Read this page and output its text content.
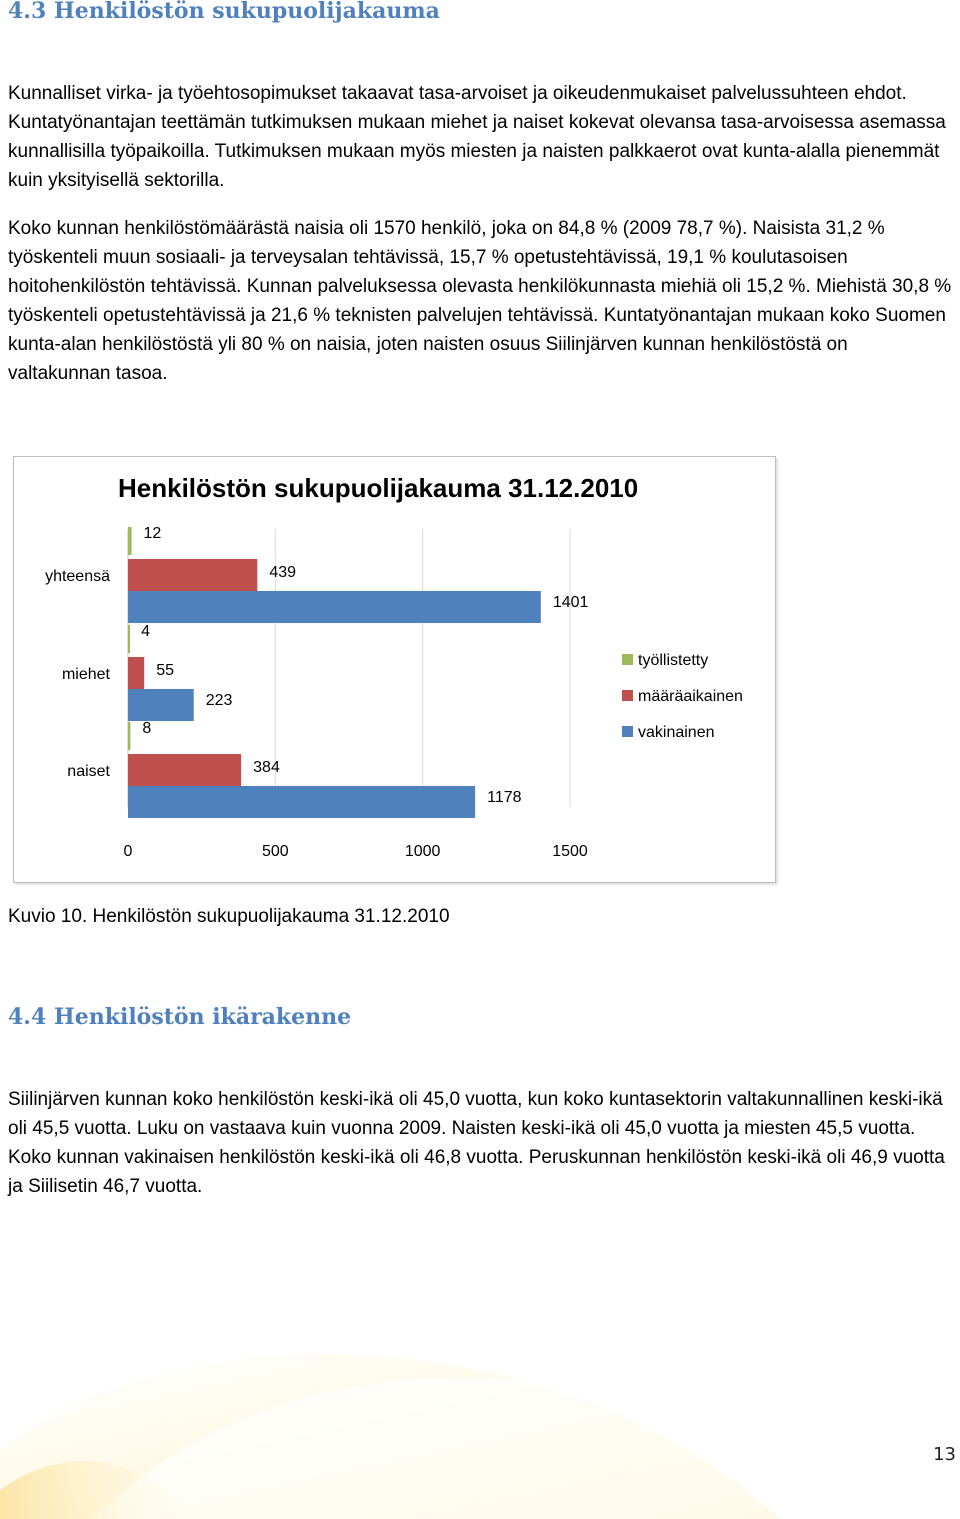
4.3 Henkilöstön sukupuolijakauma

Kunnalliset virka- ja työehtosopimukset takaavat tasa-arvoiset ja oikeudenmukaiset palvelussuhteen ehdot. Kuntatyönantajan teettämän tutkimuksen mukaan miehet ja naiset kokevat olevansa tasa-arvoisessa asemassa kunnallisilla työpaikoilla. Tutkimuksen mukaan myös miesten ja naisten palkkaerot ovat kunta-alalla pienemmät kuin yksityisellä sektorilla.

Koko kunnan henkilöstömäärästä naisia oli 1570 henkilö, joka on 84,8 % (2009 78,7 %). Naisista 31,2 % työskenteli muun sosiaali- ja terveysalan tehtävissä, 15,7 % opetustehtävissä, 19,1 % koulutasoisen hoitohenkilöstön tehtävissä. Kunnan palveluksessa olevasta henkilökunnasta miehiä oli 15,2 %. Miehistä 30,8 % työskenteli opetustehtävissä ja 21,6 % teknisten palvelujen tehtävissä. Kuntatyönantajan mukaan koko Suomen kunta-alan henkilöstöstä yli 80 % on naisia, joten naisten osuus Siilinjärven kunnan henkilöstöstä on valtakunnan tasoa.

0	500	1000	1500
yhteensä
12
439
1401
miehet
4
55
223
naiset
8
384
1178
työllistetty
määräaikainen
vakinainen
Henkilöstön sukupuolijakauma 31.12.2010

Kuvio 10. Henkilöstön sukupuolijakauma 31.12.2010

4.4 Henkilöstön ikärakenne

Siilinjärven kunnan koko henkilöstön keski-ikä oli 45,0 vuotta, kun koko kuntasektorin valtakunnallinen keski-ikä oli 45,5 vuotta. Luku on vastaava kuin vuonna 2009. Naisten keski-ikä oli 45,0 vuotta ja miesten 45,5 vuotta. Koko kunnan vakinaisen henkilöstön keski-ikä oli 46,8 vuotta. Peruskunnan henkilöstön keski-ikä oli 46,9 vuotta ja Siilisetin 46,7 vuotta.

13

******************************

Of the lines in the data, how many hold the string "miesten"? State the number, nothing else.

2